__Do this__:
Go through the entries below and pick out every line with "учебный".

※ ※ ※

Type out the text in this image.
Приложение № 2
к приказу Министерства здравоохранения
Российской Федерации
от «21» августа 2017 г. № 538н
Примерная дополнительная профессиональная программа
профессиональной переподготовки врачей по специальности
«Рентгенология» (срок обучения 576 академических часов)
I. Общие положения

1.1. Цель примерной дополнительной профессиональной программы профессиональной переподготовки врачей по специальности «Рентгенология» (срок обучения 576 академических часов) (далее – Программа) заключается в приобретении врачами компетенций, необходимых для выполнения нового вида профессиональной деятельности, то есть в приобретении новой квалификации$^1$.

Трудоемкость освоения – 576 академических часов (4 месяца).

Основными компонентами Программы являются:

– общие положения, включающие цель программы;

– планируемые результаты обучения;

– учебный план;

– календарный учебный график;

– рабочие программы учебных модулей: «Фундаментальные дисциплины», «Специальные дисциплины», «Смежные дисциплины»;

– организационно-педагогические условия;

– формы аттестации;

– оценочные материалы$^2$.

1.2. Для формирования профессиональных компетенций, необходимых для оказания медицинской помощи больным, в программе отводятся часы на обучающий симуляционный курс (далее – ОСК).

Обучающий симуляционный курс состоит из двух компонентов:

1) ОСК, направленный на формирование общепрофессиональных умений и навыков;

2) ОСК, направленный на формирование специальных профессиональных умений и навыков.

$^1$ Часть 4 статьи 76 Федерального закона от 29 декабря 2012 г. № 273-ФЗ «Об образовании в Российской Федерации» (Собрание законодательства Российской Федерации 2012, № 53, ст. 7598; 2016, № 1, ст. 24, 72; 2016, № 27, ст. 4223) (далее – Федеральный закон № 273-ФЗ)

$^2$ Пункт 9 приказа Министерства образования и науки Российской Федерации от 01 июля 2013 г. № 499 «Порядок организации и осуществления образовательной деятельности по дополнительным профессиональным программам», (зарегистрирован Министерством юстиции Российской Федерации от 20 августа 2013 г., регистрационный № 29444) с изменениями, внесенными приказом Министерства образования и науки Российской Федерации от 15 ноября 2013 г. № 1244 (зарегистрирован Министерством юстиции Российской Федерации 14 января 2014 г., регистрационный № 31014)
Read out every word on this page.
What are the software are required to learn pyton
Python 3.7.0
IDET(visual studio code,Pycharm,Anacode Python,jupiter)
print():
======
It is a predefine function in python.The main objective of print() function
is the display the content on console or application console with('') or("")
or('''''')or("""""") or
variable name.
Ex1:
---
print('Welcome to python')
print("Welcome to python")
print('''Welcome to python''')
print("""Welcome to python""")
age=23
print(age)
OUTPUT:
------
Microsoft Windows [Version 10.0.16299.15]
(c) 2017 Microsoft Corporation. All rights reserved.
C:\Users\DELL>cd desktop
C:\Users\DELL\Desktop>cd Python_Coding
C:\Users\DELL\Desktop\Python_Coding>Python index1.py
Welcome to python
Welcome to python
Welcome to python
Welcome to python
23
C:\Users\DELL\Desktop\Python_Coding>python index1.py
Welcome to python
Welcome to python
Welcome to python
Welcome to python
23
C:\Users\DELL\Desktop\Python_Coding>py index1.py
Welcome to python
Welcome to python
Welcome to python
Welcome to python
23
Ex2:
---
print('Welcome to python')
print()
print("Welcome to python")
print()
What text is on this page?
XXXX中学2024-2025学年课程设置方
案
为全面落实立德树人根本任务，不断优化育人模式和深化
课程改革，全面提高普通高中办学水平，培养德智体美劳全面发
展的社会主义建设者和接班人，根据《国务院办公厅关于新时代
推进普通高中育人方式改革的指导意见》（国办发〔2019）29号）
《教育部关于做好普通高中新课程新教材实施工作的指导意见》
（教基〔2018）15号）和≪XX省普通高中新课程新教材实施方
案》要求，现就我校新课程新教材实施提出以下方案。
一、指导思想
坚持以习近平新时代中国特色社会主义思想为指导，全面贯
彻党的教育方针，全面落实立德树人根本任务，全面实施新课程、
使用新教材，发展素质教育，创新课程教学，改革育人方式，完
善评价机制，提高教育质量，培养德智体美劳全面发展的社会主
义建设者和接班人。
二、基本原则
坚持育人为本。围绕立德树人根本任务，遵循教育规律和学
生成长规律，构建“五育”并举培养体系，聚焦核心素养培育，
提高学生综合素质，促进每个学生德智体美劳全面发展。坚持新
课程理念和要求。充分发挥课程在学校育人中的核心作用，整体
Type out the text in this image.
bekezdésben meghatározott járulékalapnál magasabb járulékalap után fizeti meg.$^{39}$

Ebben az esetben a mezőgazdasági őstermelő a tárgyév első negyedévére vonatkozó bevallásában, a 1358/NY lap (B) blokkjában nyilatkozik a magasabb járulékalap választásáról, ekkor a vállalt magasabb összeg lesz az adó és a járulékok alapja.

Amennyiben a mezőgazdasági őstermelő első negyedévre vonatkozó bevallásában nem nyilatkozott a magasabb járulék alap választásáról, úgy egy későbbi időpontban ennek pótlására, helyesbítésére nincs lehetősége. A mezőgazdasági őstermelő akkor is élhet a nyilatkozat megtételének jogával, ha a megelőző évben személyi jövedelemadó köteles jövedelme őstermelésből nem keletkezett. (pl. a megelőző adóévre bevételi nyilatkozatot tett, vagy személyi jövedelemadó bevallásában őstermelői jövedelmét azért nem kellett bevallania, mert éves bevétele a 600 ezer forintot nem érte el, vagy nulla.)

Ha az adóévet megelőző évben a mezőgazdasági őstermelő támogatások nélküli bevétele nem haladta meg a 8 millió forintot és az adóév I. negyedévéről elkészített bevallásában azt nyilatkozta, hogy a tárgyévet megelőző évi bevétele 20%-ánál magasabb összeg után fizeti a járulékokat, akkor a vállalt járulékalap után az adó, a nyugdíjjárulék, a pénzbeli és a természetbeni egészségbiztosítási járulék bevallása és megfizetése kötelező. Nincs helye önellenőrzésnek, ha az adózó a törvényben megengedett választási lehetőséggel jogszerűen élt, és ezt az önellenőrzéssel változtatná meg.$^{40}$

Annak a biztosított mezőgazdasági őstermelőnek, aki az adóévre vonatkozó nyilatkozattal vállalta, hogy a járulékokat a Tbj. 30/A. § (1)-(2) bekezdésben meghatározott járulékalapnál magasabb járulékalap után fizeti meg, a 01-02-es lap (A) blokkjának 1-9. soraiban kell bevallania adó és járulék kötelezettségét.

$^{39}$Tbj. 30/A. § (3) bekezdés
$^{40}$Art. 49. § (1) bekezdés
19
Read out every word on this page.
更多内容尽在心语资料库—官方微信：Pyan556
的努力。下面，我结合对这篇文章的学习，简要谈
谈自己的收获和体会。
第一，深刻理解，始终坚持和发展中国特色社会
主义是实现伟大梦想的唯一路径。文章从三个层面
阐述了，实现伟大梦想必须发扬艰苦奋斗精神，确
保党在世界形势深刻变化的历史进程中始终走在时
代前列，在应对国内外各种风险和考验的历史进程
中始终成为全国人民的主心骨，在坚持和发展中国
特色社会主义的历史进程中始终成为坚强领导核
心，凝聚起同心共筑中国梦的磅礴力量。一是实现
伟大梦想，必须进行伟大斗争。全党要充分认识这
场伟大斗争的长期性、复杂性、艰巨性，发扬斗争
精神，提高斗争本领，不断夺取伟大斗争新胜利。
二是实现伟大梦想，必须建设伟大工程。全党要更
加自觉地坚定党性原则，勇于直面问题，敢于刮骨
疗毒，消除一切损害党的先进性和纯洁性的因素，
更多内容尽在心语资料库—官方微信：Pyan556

※ ※ ※

__Solution for this task__:
– учебный план;
– календарный учебный график;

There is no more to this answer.